_WORK INSTRUCTIONS:_ Check every line below for the word "than" and copy each one that has it.

Data records:
· · · · ·
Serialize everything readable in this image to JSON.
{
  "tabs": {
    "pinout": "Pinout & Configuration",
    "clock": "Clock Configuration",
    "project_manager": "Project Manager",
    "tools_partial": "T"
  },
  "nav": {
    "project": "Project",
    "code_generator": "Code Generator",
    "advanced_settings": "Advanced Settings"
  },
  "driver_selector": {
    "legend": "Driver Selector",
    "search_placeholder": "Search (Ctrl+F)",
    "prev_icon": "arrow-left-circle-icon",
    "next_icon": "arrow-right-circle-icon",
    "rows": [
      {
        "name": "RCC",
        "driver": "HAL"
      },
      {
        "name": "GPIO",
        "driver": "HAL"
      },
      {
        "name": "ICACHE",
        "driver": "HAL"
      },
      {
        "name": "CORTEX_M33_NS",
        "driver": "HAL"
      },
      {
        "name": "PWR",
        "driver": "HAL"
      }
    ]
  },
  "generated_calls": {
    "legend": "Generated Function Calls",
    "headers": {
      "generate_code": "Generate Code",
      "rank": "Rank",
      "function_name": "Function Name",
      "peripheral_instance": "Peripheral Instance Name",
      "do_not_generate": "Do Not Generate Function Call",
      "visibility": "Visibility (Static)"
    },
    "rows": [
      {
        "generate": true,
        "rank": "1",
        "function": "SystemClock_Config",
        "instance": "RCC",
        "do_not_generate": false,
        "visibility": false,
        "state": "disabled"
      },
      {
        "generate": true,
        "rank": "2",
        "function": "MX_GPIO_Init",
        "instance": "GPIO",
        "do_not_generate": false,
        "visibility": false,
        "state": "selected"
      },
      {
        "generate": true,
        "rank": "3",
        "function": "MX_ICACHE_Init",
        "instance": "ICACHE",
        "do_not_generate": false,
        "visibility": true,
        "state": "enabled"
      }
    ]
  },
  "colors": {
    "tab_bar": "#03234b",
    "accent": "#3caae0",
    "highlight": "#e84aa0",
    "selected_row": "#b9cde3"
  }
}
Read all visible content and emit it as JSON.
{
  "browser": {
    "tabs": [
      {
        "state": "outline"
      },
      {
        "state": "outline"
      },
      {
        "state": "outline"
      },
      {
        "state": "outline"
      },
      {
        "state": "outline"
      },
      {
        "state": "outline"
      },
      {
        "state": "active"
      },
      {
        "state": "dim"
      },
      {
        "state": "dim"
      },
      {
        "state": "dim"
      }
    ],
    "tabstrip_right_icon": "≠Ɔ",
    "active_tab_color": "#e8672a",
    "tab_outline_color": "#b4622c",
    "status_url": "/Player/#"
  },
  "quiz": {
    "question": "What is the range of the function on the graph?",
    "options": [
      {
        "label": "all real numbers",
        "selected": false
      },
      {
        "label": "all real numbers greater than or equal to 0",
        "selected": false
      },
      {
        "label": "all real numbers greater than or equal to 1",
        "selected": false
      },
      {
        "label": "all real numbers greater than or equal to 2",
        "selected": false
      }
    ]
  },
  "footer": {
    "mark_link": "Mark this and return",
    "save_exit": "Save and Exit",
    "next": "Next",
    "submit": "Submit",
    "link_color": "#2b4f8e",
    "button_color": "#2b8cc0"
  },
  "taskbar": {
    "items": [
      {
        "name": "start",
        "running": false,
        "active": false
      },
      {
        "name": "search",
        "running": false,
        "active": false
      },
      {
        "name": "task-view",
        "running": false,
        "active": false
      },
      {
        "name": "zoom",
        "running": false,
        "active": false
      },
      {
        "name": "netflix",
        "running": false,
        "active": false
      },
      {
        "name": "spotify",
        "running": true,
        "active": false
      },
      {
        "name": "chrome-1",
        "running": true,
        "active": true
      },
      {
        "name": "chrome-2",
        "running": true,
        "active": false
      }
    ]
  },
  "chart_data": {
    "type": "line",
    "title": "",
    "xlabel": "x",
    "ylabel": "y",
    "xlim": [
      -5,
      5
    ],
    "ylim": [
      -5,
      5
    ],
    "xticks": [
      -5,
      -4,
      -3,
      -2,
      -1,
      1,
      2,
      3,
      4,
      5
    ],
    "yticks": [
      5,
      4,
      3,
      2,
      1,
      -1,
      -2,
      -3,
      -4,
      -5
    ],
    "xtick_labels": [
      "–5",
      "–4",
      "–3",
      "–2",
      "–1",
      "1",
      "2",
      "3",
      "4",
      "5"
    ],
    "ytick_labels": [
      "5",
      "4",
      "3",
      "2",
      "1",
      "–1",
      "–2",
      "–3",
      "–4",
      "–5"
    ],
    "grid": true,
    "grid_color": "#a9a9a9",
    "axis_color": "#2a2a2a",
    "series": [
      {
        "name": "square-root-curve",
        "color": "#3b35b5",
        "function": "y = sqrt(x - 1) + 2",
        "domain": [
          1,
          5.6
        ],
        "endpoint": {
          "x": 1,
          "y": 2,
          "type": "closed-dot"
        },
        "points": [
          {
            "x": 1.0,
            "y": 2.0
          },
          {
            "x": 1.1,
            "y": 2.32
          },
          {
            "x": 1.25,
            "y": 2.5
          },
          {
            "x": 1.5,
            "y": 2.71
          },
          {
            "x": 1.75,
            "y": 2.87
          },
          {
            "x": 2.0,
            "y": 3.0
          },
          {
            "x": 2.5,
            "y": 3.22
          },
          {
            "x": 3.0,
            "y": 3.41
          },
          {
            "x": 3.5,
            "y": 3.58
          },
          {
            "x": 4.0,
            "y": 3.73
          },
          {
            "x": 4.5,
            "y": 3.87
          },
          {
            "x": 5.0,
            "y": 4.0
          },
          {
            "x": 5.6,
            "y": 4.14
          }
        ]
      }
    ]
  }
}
· · · · ·
_SOLVED PROBLEM:_
        "label": "all real numbers greater than or equal to 0",
        "label": "all real numbers greater than or equal to 1",
        "label": "all real numbers greater than or equal to 2",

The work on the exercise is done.